- Description of the task -
Using the data below, tally the lines that include the string "Soil". Only the number is wanted.

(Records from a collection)
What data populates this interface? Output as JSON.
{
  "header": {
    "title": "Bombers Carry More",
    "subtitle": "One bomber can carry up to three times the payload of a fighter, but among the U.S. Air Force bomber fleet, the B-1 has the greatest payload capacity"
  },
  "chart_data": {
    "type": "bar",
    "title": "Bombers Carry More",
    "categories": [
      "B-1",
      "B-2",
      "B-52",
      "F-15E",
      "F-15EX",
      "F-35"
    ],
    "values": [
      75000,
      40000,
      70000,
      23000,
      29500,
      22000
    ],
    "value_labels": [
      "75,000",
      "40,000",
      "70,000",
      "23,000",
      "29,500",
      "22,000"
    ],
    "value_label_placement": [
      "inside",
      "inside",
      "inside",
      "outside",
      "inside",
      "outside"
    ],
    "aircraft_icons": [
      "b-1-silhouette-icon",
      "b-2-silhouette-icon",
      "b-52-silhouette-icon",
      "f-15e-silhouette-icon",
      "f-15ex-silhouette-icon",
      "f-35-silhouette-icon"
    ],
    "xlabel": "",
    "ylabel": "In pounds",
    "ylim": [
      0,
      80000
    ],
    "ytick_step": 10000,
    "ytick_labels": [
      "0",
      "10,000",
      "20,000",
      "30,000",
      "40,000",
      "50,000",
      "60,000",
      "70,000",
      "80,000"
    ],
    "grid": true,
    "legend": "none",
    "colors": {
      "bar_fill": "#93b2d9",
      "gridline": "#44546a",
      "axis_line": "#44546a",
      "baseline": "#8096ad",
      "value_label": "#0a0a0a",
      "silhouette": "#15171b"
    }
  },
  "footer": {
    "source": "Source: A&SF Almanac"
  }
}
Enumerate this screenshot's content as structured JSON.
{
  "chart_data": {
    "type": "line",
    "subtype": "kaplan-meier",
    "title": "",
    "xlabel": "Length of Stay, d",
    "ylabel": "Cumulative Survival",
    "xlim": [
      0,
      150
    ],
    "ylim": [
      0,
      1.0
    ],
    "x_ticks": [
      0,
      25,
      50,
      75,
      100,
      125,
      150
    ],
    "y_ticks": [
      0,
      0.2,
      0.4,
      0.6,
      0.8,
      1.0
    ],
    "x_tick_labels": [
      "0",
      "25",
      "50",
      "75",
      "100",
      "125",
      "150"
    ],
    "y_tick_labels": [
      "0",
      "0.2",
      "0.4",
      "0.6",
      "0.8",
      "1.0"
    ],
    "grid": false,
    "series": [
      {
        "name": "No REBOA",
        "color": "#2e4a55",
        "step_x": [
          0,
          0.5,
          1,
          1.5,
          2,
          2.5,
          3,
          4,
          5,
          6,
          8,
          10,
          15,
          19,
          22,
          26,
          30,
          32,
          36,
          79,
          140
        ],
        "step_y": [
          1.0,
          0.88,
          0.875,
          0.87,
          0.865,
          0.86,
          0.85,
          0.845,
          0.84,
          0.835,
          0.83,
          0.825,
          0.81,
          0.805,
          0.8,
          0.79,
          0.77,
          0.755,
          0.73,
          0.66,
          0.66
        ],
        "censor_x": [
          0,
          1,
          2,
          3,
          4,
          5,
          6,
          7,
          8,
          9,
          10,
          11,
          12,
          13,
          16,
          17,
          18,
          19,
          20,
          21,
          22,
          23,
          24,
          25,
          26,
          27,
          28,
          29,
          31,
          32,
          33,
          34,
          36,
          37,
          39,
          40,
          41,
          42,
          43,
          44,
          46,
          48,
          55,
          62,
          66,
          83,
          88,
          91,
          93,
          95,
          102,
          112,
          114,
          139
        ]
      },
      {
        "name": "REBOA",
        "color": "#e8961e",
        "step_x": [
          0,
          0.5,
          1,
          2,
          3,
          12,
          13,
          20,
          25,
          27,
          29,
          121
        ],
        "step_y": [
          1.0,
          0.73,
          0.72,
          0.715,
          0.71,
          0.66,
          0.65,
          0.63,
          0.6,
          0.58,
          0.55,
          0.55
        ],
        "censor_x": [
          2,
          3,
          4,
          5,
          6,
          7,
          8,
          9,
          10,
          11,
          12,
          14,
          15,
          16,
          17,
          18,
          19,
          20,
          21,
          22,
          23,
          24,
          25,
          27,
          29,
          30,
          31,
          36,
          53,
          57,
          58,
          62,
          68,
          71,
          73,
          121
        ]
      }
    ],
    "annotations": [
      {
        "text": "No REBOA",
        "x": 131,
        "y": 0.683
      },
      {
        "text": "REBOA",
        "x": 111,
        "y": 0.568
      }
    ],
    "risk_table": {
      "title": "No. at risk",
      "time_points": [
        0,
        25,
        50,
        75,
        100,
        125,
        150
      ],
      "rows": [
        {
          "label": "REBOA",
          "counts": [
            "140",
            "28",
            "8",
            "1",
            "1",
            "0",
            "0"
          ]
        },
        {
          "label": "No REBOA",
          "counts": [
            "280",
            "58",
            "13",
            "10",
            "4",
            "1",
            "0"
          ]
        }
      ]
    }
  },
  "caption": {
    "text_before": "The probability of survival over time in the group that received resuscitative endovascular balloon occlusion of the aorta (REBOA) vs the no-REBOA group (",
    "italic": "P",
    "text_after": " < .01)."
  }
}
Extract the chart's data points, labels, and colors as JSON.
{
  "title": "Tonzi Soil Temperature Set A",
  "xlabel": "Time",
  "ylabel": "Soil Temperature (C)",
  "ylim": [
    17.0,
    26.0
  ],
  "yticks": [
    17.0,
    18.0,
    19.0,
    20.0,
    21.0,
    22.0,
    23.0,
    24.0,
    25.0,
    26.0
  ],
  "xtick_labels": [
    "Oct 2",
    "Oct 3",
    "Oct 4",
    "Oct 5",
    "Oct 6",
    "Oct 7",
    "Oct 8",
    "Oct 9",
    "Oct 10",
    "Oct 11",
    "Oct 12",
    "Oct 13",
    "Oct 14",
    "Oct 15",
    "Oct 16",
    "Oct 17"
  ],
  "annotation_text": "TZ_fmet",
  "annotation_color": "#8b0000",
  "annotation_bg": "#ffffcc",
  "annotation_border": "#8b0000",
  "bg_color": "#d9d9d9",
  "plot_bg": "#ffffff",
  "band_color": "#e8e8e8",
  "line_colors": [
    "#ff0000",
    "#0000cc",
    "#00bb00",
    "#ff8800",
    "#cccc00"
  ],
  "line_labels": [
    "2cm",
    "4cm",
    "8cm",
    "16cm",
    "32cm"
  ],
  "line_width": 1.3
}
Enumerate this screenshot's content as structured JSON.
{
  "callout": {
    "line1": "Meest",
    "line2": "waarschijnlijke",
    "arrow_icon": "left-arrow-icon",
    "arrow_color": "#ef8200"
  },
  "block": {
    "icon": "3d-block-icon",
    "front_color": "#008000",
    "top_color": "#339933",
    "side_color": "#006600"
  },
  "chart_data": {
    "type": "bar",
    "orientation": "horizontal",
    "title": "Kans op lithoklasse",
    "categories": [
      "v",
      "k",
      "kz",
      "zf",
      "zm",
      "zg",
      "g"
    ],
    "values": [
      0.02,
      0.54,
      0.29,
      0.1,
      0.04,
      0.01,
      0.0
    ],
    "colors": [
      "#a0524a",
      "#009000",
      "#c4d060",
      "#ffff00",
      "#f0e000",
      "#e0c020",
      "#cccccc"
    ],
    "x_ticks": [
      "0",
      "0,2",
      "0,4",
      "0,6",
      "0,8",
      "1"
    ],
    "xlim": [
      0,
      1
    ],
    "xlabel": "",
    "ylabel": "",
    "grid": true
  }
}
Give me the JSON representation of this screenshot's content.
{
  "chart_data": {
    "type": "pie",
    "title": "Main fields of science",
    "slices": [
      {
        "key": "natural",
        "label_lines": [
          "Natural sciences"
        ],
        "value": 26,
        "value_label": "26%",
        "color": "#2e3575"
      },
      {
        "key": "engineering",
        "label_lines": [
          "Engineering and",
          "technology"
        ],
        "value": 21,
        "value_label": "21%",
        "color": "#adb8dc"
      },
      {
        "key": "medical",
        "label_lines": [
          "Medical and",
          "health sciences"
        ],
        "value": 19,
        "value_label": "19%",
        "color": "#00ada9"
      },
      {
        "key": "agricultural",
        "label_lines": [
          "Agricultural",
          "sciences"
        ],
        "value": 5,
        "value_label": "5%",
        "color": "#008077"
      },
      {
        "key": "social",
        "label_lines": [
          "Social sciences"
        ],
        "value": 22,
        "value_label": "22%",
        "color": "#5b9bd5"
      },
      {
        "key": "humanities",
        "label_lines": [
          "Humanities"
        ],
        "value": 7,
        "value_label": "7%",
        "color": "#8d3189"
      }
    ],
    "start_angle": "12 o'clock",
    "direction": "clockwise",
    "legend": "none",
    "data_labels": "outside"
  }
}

- Task response -
2